### AIM OF THE TASK
Below are entries; count each line that holds the word "samples" and report the number without any other words.

(Dataset records)
★ ★ ★ ★

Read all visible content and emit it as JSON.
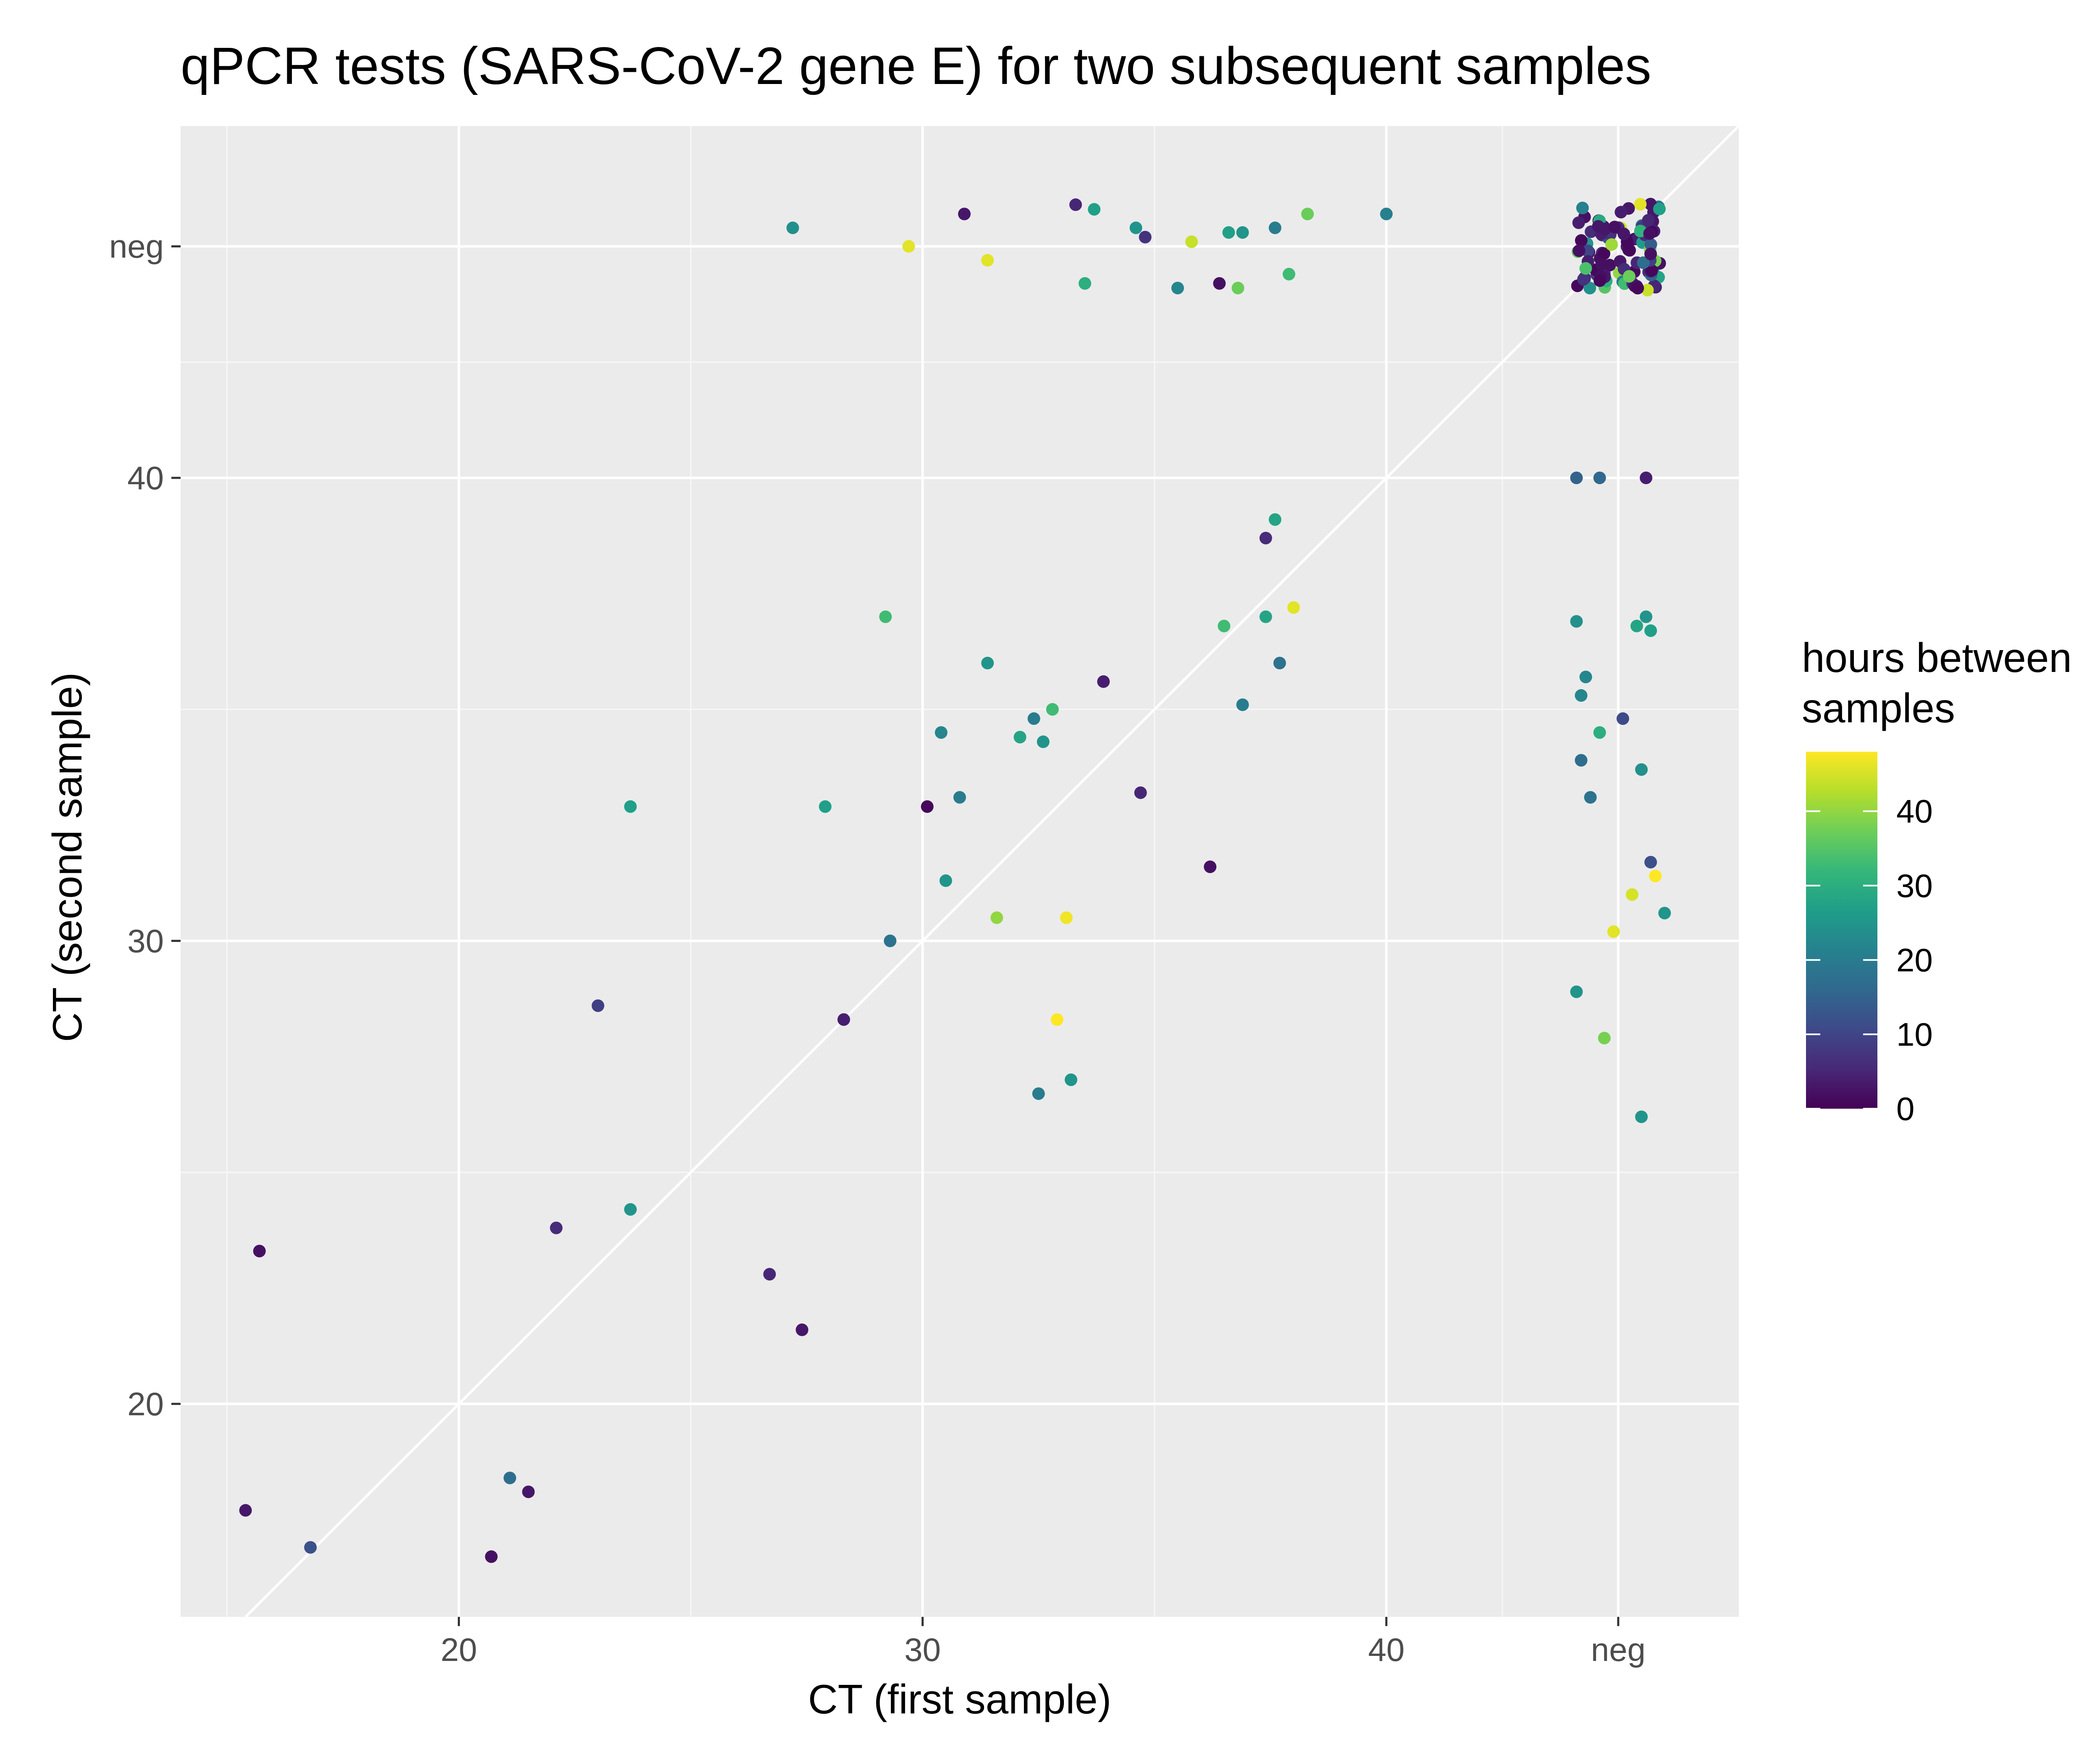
{
  "chart_data": {
    "type": "scatter",
    "title": "qPCR tests (SARS-CoV-2 gene E) for two subsequent samples",
    "xlabel": "CT (first sample)",
    "ylabel": "CT (second sample)",
    "xlim": [
      14.0,
      47.6
    ],
    "ylim": [
      15.4,
      47.6
    ],
    "x_ticks": [
      {
        "value": 20,
        "label": "20"
      },
      {
        "value": 30,
        "label": "30"
      },
      {
        "value": 40,
        "label": "40"
      },
      {
        "value": 45,
        "label": "neg"
      }
    ],
    "y_ticks": [
      {
        "value": 20,
        "label": "20"
      },
      {
        "value": 30,
        "label": "30"
      },
      {
        "value": 40,
        "label": "40"
      },
      {
        "value": 45,
        "label": "neg"
      }
    ],
    "minor_breaks": [
      15,
      25,
      35,
      42.5
    ],
    "identity_line": true,
    "grid": true,
    "legend": {
      "title_lines": [
        "hours between",
        "samples"
      ],
      "position": "right",
      "range": [
        0,
        48
      ],
      "ticks": [
        0,
        10,
        20,
        30,
        40
      ],
      "palette": [
        "#440154",
        "#482878",
        "#3e4989",
        "#31688e",
        "#26828e",
        "#1f9e89",
        "#35b779",
        "#6ece58",
        "#b5de2b",
        "#fde725"
      ]
    },
    "points": [
      {
        "x": 15.4,
        "y": 17.7,
        "h": 3
      },
      {
        "x": 15.7,
        "y": 23.3,
        "h": 2
      },
      {
        "x": 16.8,
        "y": 16.9,
        "h": 12
      },
      {
        "x": 20.7,
        "y": 16.7,
        "h": 2
      },
      {
        "x": 21.1,
        "y": 18.4,
        "h": 17
      },
      {
        "x": 21.5,
        "y": 18.1,
        "h": 3
      },
      {
        "x": 22.1,
        "y": 23.8,
        "h": 6
      },
      {
        "x": 23.0,
        "y": 28.6,
        "h": 9
      },
      {
        "x": 23.7,
        "y": 24.2,
        "h": 25
      },
      {
        "x": 23.7,
        "y": 32.9,
        "h": 27
      },
      {
        "x": 26.7,
        "y": 22.8,
        "h": 5
      },
      {
        "x": 27.4,
        "y": 21.6,
        "h": 3
      },
      {
        "x": 27.9,
        "y": 32.9,
        "h": 27
      },
      {
        "x": 28.3,
        "y": 28.3,
        "h": 4
      },
      {
        "x": 29.2,
        "y": 37.0,
        "h": 33
      },
      {
        "x": 29.3,
        "y": 30.0,
        "h": 18
      },
      {
        "x": 30.1,
        "y": 32.9,
        "h": 1
      },
      {
        "x": 30.4,
        "y": 34.5,
        "h": 22
      },
      {
        "x": 30.5,
        "y": 31.3,
        "h": 25
      },
      {
        "x": 30.8,
        "y": 33.1,
        "h": 20
      },
      {
        "x": 31.4,
        "y": 36.0,
        "h": 25
      },
      {
        "x": 31.6,
        "y": 30.5,
        "h": 40
      },
      {
        "x": 32.1,
        "y": 34.4,
        "h": 28
      },
      {
        "x": 32.4,
        "y": 34.8,
        "h": 20
      },
      {
        "x": 32.5,
        "y": 26.7,
        "h": 20
      },
      {
        "x": 32.6,
        "y": 34.3,
        "h": 25
      },
      {
        "x": 32.8,
        "y": 35.0,
        "h": 33
      },
      {
        "x": 32.9,
        "y": 28.3,
        "h": 48
      },
      {
        "x": 33.1,
        "y": 30.5,
        "h": 47
      },
      {
        "x": 33.2,
        "y": 27.0,
        "h": 25
      },
      {
        "x": 33.9,
        "y": 35.6,
        "h": 4
      },
      {
        "x": 34.7,
        "y": 33.2,
        "h": 5
      },
      {
        "x": 36.2,
        "y": 31.6,
        "h": 2
      },
      {
        "x": 36.5,
        "y": 36.8,
        "h": 33
      },
      {
        "x": 36.9,
        "y": 35.1,
        "h": 20
      },
      {
        "x": 37.4,
        "y": 38.7,
        "h": 6
      },
      {
        "x": 37.4,
        "y": 37.0,
        "h": 28
      },
      {
        "x": 37.6,
        "y": 39.1,
        "h": 28
      },
      {
        "x": 37.7,
        "y": 36.0,
        "h": 18
      },
      {
        "x": 38.0,
        "y": 37.2,
        "h": 46
      },
      {
        "x": 27.2,
        "y": 45.4,
        "h": 24
      },
      {
        "x": 29.7,
        "y": 45.0,
        "h": 46
      },
      {
        "x": 30.9,
        "y": 45.7,
        "h": 3
      },
      {
        "x": 31.4,
        "y": 44.7,
        "h": 46
      },
      {
        "x": 33.3,
        "y": 45.9,
        "h": 5
      },
      {
        "x": 33.5,
        "y": 44.2,
        "h": 30
      },
      {
        "x": 33.7,
        "y": 45.8,
        "h": 27
      },
      {
        "x": 34.6,
        "y": 45.4,
        "h": 25
      },
      {
        "x": 34.8,
        "y": 45.2,
        "h": 7
      },
      {
        "x": 35.5,
        "y": 44.1,
        "h": 22
      },
      {
        "x": 35.8,
        "y": 45.1,
        "h": 44
      },
      {
        "x": 36.4,
        "y": 44.2,
        "h": 2
      },
      {
        "x": 36.6,
        "y": 45.3,
        "h": 27
      },
      {
        "x": 36.8,
        "y": 44.1,
        "h": 37
      },
      {
        "x": 36.9,
        "y": 45.3,
        "h": 25
      },
      {
        "x": 37.6,
        "y": 45.4,
        "h": 20
      },
      {
        "x": 37.9,
        "y": 44.4,
        "h": 33
      },
      {
        "x": 38.3,
        "y": 45.7,
        "h": 37
      },
      {
        "x": 40.0,
        "y": 45.7,
        "h": 21
      },
      {
        "x": 44.1,
        "y": 40.0,
        "h": 15
      },
      {
        "x": 44.6,
        "y": 40.0,
        "h": 16
      },
      {
        "x": 45.6,
        "y": 40.0,
        "h": 4
      },
      {
        "x": 44.1,
        "y": 36.9,
        "h": 24
      },
      {
        "x": 44.2,
        "y": 33.9,
        "h": 17
      },
      {
        "x": 44.2,
        "y": 35.3,
        "h": 22
      },
      {
        "x": 44.3,
        "y": 35.7,
        "h": 22
      },
      {
        "x": 44.4,
        "y": 33.1,
        "h": 18
      },
      {
        "x": 44.6,
        "y": 34.5,
        "h": 30
      },
      {
        "x": 44.1,
        "y": 28.9,
        "h": 25
      },
      {
        "x": 44.7,
        "y": 27.9,
        "h": 38
      },
      {
        "x": 44.9,
        "y": 30.2,
        "h": 46
      },
      {
        "x": 45.1,
        "y": 34.8,
        "h": 11
      },
      {
        "x": 45.3,
        "y": 31.0,
        "h": 45
      },
      {
        "x": 45.4,
        "y": 36.8,
        "h": 28
      },
      {
        "x": 45.5,
        "y": 33.7,
        "h": 24
      },
      {
        "x": 45.6,
        "y": 37.0,
        "h": 25
      },
      {
        "x": 45.7,
        "y": 36.7,
        "h": 27
      },
      {
        "x": 45.7,
        "y": 31.7,
        "h": 12
      },
      {
        "x": 45.8,
        "y": 31.4,
        "h": 48
      },
      {
        "x": 46.0,
        "y": 30.6,
        "h": 25
      },
      {
        "x": 45.5,
        "y": 26.2,
        "h": 25
      }
    ],
    "neg_cluster": {
      "x_center": 45.0,
      "y_center": 45.0,
      "x_spread": 0.9,
      "y_spread": 0.95,
      "hours": [
        2,
        4,
        1,
        5,
        3,
        7,
        2,
        28,
        35,
        3,
        6,
        22,
        1,
        4,
        40,
        2,
        18,
        5,
        3,
        30,
        1,
        8,
        2,
        45,
        4,
        12,
        3,
        25,
        1,
        6,
        38,
        2,
        5,
        20,
        3,
        1,
        33,
        4,
        2,
        15,
        7,
        3,
        42,
        1,
        5,
        26,
        2,
        4,
        10,
        3,
        36,
        1,
        6,
        2,
        19,
        4,
        3,
        46,
        1,
        5,
        29,
        2,
        8,
        3,
        24,
        1,
        4,
        39,
        2,
        6,
        14,
        3,
        1,
        31,
        5,
        2,
        44,
        4,
        3,
        21,
        1,
        7,
        2,
        34,
        5,
        3,
        9,
        1,
        27,
        4,
        2,
        41,
        6,
        3,
        17,
        1,
        5,
        2,
        37,
        4
      ]
    }
  }
}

★ ★ ★ ★

### ANSWER BOX
2